### Data for the task
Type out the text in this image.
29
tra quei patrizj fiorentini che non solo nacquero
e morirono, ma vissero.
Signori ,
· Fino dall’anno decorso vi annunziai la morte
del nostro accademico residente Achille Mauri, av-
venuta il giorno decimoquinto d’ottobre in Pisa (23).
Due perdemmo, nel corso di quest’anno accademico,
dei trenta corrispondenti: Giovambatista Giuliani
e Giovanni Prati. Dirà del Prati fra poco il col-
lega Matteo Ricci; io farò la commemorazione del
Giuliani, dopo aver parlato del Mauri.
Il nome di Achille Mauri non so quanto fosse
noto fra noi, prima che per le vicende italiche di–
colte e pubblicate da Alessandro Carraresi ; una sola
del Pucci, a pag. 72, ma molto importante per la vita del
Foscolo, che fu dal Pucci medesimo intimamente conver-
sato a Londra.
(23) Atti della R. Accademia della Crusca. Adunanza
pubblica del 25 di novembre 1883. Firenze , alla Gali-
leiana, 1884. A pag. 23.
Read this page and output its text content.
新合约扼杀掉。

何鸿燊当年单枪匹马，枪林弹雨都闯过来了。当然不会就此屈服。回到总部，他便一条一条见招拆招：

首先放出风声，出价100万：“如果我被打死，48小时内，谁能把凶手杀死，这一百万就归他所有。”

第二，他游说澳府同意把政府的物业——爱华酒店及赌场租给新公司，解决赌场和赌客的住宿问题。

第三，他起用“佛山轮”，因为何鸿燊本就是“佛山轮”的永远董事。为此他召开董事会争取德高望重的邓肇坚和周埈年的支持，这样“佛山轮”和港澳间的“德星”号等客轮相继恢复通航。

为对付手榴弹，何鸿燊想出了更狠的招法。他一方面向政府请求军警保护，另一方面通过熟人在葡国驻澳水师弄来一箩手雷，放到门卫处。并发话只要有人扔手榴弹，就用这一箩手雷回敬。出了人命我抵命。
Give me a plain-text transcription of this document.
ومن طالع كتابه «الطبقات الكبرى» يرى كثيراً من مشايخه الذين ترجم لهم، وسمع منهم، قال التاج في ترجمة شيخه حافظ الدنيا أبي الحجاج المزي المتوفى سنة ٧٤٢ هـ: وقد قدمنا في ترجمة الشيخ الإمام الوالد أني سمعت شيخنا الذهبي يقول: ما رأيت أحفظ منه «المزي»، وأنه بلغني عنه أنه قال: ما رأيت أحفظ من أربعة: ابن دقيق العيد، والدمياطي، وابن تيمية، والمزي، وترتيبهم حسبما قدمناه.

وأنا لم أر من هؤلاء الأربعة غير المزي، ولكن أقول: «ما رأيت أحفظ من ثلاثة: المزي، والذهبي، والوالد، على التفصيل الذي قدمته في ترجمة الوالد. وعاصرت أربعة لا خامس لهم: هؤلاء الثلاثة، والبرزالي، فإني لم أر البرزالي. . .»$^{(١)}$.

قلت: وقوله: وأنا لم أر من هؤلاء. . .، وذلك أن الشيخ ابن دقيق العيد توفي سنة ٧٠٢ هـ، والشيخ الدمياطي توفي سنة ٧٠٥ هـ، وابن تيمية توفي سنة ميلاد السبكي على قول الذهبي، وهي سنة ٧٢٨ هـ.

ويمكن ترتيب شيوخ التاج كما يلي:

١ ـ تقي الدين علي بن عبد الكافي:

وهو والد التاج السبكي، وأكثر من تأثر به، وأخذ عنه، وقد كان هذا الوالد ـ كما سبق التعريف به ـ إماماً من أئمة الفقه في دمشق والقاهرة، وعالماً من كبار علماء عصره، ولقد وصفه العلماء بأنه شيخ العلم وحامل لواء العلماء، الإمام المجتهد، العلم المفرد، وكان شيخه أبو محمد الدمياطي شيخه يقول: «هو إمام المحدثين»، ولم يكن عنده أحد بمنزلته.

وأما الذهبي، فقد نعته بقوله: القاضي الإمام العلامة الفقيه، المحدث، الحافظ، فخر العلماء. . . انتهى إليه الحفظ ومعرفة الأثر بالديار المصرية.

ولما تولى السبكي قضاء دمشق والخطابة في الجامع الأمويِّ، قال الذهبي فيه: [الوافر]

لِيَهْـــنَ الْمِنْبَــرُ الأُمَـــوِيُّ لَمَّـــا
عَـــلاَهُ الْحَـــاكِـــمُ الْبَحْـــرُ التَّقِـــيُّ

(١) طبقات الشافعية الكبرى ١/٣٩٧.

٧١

### Written request
Extract the data in full. Keep it word for word.

### Task answer
Type out the text in this image.
29
tra quei patrizj fiorentini che non solo nacquero
e morirono, ma vissero.
Signori ,
· Fino dall’anno decorso vi annunziai la morte
del nostro accademico residente Achille Mauri, av-
venuta il giorno decimoquinto d’ottobre in Pisa (23).
Due perdemmo, nel corso di quest’anno accademico,
dei trenta corrispondenti: Giovambatista Giuliani
e Giovanni Prati. Dirà del Prati fra poco il col-
lega Matteo Ricci; io farò la commemorazione del
Giuliani, dopo aver parlato del Mauri.
Il nome di Achille Mauri non so quanto fosse
noto fra noi, prima che per le vicende italiche di–
colte e pubblicate da Alessandro Carraresi ; una sola
del Pucci, a pag. 72, ma molto importante per la vita del
Foscolo, che fu dal Pucci medesimo intimamente conver-
sato a Londra.
(23) Atti della R. Accademia della Crusca. Adunanza
pubblica del 25 di novembre 1883. Firenze , alla Gali-
leiana, 1884. A pag. 23.
Read this page and output its text content.
新合约扼杀掉。

何鸿燊当年单枪匹马，枪林弹雨都闯过来了。当然不会就此屈服。回到总部，他便一条一条见招拆招：

首先放出风声，出价100万：“如果我被打死，48小时内，谁能把凶手杀死，这一百万就归他所有。”

第二，他游说澳府同意把政府的物业——爱华酒店及赌场租给新公司，解决赌场和赌客的住宿问题。

第三，他起用“佛山轮”，因为何鸿燊本就是“佛山轮”的永远董事。为此他召开董事会争取德高望重的邓肇坚和周埈年的支持，这样“佛山轮”和港澳间的“德星”号等客轮相继恢复通航。

为对付手榴弹，何鸿燊想出了更狠的招法。他一方面向政府请求军警保护，另一方面通过熟人在葡国驻澳水师弄来一箩手雷，放到门卫处。并发话只要有人扔手榴弹，就用这一箩手雷回敬。出了人命我抵命。
Give me a plain-text transcription of this document.
ومن طالع كتابه «الطبقات الكبرى» يرى كثيراً من مشايخه الذين ترجم لهم، وسمع منهم، قال التاج في ترجمة شيخه حافظ الدنيا أبي الحجاج المزي المتوفى سنة ٧٤٢ هـ: وقد قدمنا في ترجمة الشيخ الإمام الوالد أني سمعت شيخنا الذهبي يقول: ما رأيت أحفظ منه «المزي»، وأنه بلغني عنه أنه قال: ما رأيت أحفظ من أربعة: ابن دقيق العيد، والدمياطي، وابن تيمية، والمزي، وترتيبهم حسبما قدمناه.

وأنا لم أر من هؤلاء الأربعة غير المزي، ولكن أقول: «ما رأيت أحفظ من ثلاثة: المزي، والذهبي، والوالد، على التفصيل الذي قدمته في ترجمة الوالد. وعاصرت أربعة لا خامس لهم: هؤلاء الثلاثة، والبرزالي، فإني لم أر البرزالي. . .»$^{(١)}$.

قلت: وقوله: وأنا لم أر من هؤلاء. . .، وذلك أن الشيخ ابن دقيق العيد توفي سنة ٧٠٢ هـ، والشيخ الدمياطي توفي سنة ٧٠٥ هـ، وابن تيمية توفي سنة ميلاد السبكي على قول الذهبي، وهي سنة ٧٢٨ هـ.

ويمكن ترتيب شيوخ التاج كما يلي:

١ ـ تقي الدين علي بن عبد الكافي:

وهو والد التاج السبكي، وأكثر من تأثر به، وأخذ عنه، وقد كان هذا الوالد ـ كما سبق التعريف به ـ إماماً من أئمة الفقه في دمشق والقاهرة، وعالماً من كبار علماء عصره، ولقد وصفه العلماء بأنه شيخ العلم وحامل لواء العلماء، الإمام المجتهد، العلم المفرد، وكان شيخه أبو محمد الدمياطي شيخه يقول: «هو إمام المحدثين»، ولم يكن عنده أحد بمنزلته.

وأما الذهبي، فقد نعته بقوله: القاضي الإمام العلامة الفقيه، المحدث، الحافظ، فخر العلماء. . . انتهى إليه الحفظ ومعرفة الأثر بالديار المصرية.

ولما تولى السبكي قضاء دمشق والخطابة في الجامع الأمويِّ، قال الذهبي فيه: [الوافر]

لِيَهْـــنَ الْمِنْبَــرُ الأُمَـــوِيُّ لَمَّـــا
عَـــلاَهُ الْحَـــاكِـــمُ الْبَحْـــرُ التَّقِـــيُّ

(١) طبقات الشافعية الكبرى ١/٣٩٧.

٧١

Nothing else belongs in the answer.